Records excerpted from a collection:
──────────
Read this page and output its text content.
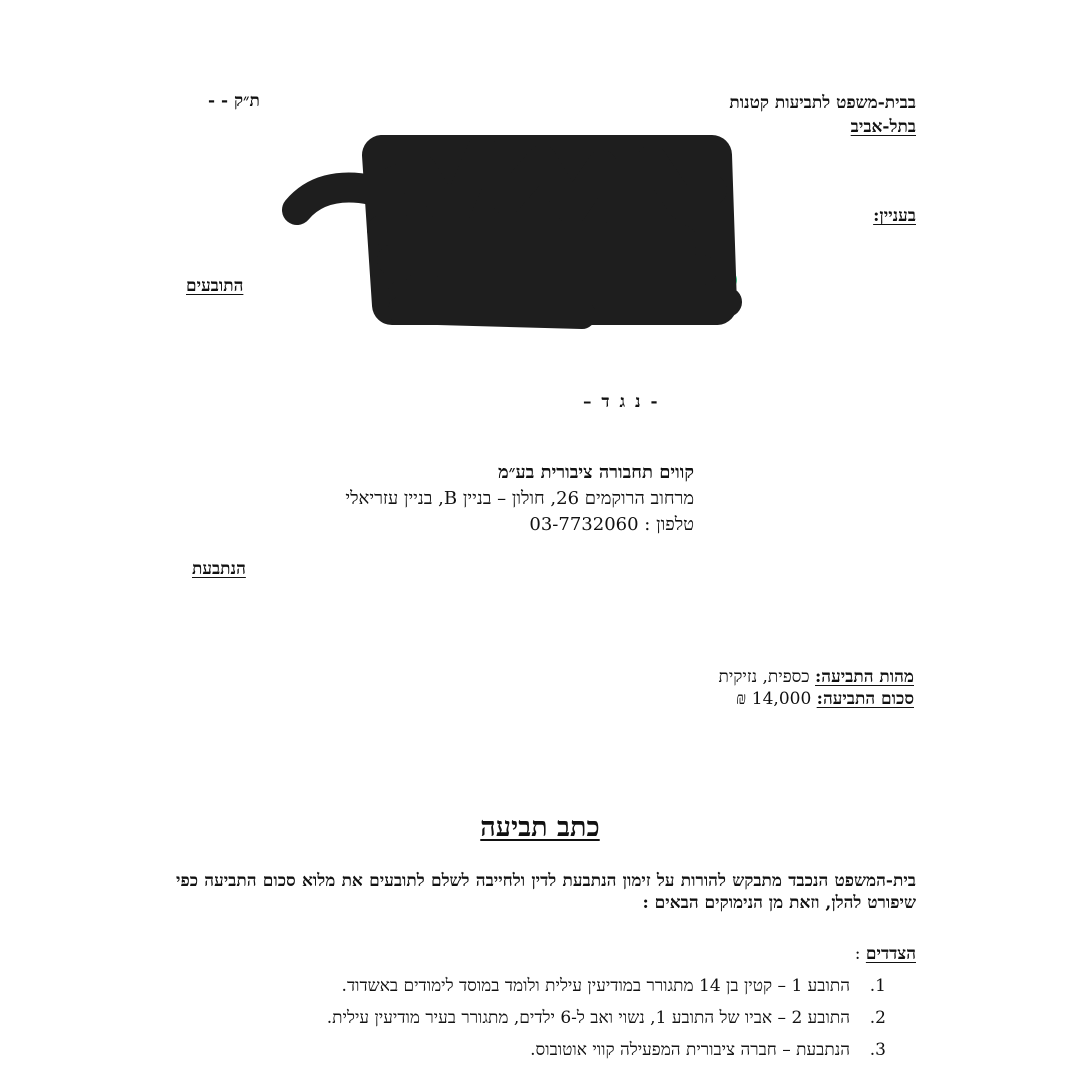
בבית-משפט לתביעות קטנות
בתל-אביב
ת״ק - -
בעניין:
התובעים
- נ ג ד –
קווים תחבורה ציבורית בע״מ
מרחוב הרוקמים 26, חולון – בניין B, בניין עזריאלי
טלפון : 03-7732060
הנתבעת
מהות התביעה: כספית, נזיקית
סכום התביעה: 14,000 ₪
כתב תביעה
בית-המשפט הנכבד מתבקש להורות על זימון הנתבעת לדין ולחייבה לשלם לתובעים את מלוא סכום התביעה כפי שיפורט להלן, וזאת מן הנימוקים הבאים :
הצדדים :
1.
התובע 1 – קטין בן 14 מתגורר במודיעין עילית ולומד במוסד לימודים באשדוד.
2.
התובע 2 – אביו של התובע 1, נשוי ואב ל-6 ילדים, מתגורר בעיר מודיעין עילית.
3.
הנתבעת – חברה ציבורית המפעילה קווי אוטובוס.
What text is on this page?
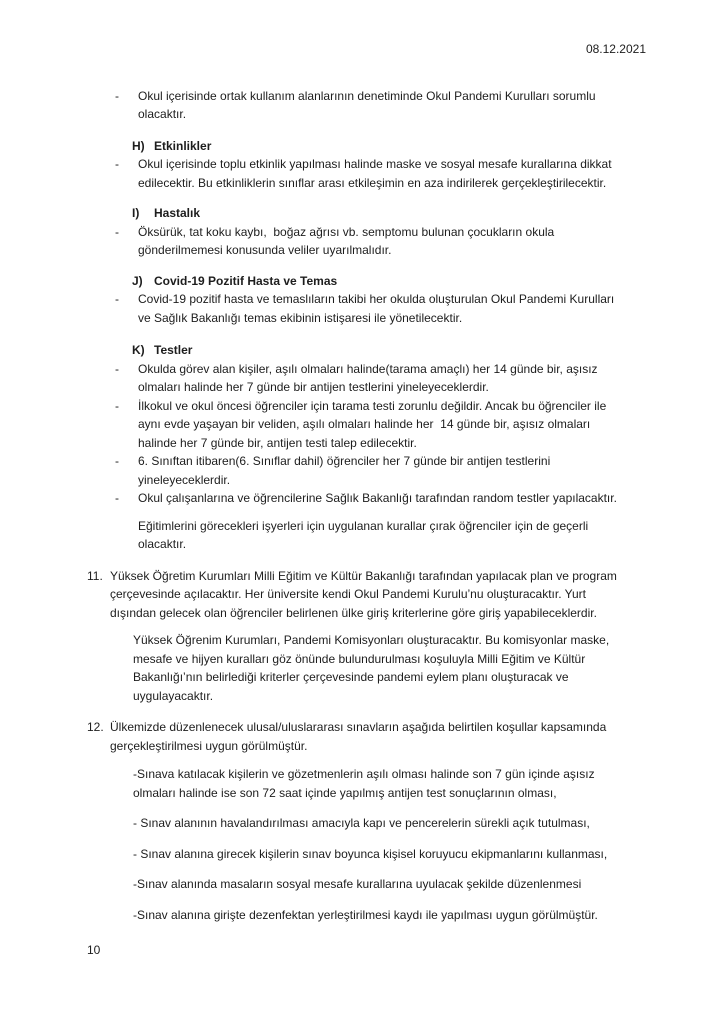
08.12.2021
-	Okul içerisinde ortak kullanım alanlarının denetiminde Okul Pandemi Kurulları sorumlu
olacaktır.
H) Etkinlikler
-	Okul içerisinde toplu etkinlik yapılması halinde maske ve sosyal mesafe kurallarına dikkat
edilecektir. Bu etkinliklerin sınıflar arası etkileşimin en aza indirilerek gerçekleştirilecektir.
I)	Hastalık
-	Öksürük, tat koku kaybı,  boğaz ağrısı vb. semptomu bulunan çocukların okula
gönderilmemesi konusunda veliler uyarılmalıdır.
J) Covid-19 Pozitif Hasta ve Temas
-	Covid-19 pozitif hasta ve temaslıların takibi her okulda oluşturulan Okul Pandemi Kurulları
ve Sağlık Bakanlığı temas ekibinin istişaresi ile yönetilecektir.
K) Testler
-	Okulda görev alan kişiler, aşılı olmaları halinde(tarama amaçlı) her 14 günde bir, aşısız
olmaları halinde her 7 günde bir antijen testlerini yineleyeceklerdir.
-	İlkokul ve okul öncesi öğrenciler için tarama testi zorunlu değildir. Ancak bu öğrenciler ile
aynı evde yaşayan bir veliden, aşılı olmaları halinde her  14 günde bir, aşısız olmaları
halinde her 7 günde bir, antijen testi talep edilecektir.
-	6. Sınıftan itibaren(6. Sınıflar dahil) öğrenciler her 7 günde bir antijen testlerini
yineleyeceklerdir.
-	Okul çalışanlarına ve öğrencilerine Sağlık Bakanlığı tarafından random testler yapılacaktır.
Eğitimlerini görecekleri işyerleri için uygulanan kurallar çırak öğrenciler için de geçerli
olacaktır.
11. Yüksek Öğretim Kurumları Milli Eğitim ve Kültür Bakanlığı tarafından yapılacak plan ve program
çerçevesinde açılacaktır. Her üniversite kendi Okul Pandemi Kurulu’nu oluşturacaktır. Yurt
dışından gelecek olan öğrenciler belirlenen ülke giriş kriterlerine göre giriş yapabileceklerdir.
Yüksek Öğrenim Kurumları, Pandemi Komisyonları oluşturacaktır. Bu komisyonlar maske,
mesafe ve hijyen kuralları göz önünde bulundurulması koşuluyla Milli Eğitim ve Kültür
Bakanlığı’nın belirlediği kriterler çerçevesinde pandemi eylem planı oluşturacak ve
uygulayacaktır.
12. Ülkemizde düzenlenecek ulusal/uluslararası sınavların aşağıda belirtilen koşullar kapsamında
gerçekleştirilmesi uygun görülmüştür.
-Sınava katılacak kişilerin ve gözetmenlerin aşılı olması halinde son 7 gün içinde aşısız
olmaları halinde ise son 72 saat içinde yapılmış antijen test sonuçlarının olması,
- Sınav alanının havalandırılması amacıyla kapı ve pencerelerin sürekli açık tutulması,
- Sınav alanına girecek kişilerin sınav boyunca kişisel koruyucu ekipmanlarını kullanması,
-Sınav alanında masaların sosyal mesafe kurallarına uyulacak şekilde düzenlenmesi
-Sınav alanına girişte dezenfektan yerleştirilmesi kaydı ile yapılması uygun görülmüştür.
10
──────────
(THE REQUEST):
Copy every line of the listing that includes the string "günde".

(ANSWER TO THE PROBLEM):
-	Okulda görev alan kişiler, aşılı olmaları halinde(tarama amaçlı) her 14 günde bir, aşısız
olmaları halinde her 7 günde bir antijen testlerini yineleyeceklerdir.
aynı evde yaşayan bir veliden, aşılı olmaları halinde her  14 günde bir, aşısız olmaları
halinde her 7 günde bir, antijen testi talep edilecektir.
-	6. Sınıftan itibaren(6. Sınıflar dahil) öğrenciler her 7 günde bir antijen testlerini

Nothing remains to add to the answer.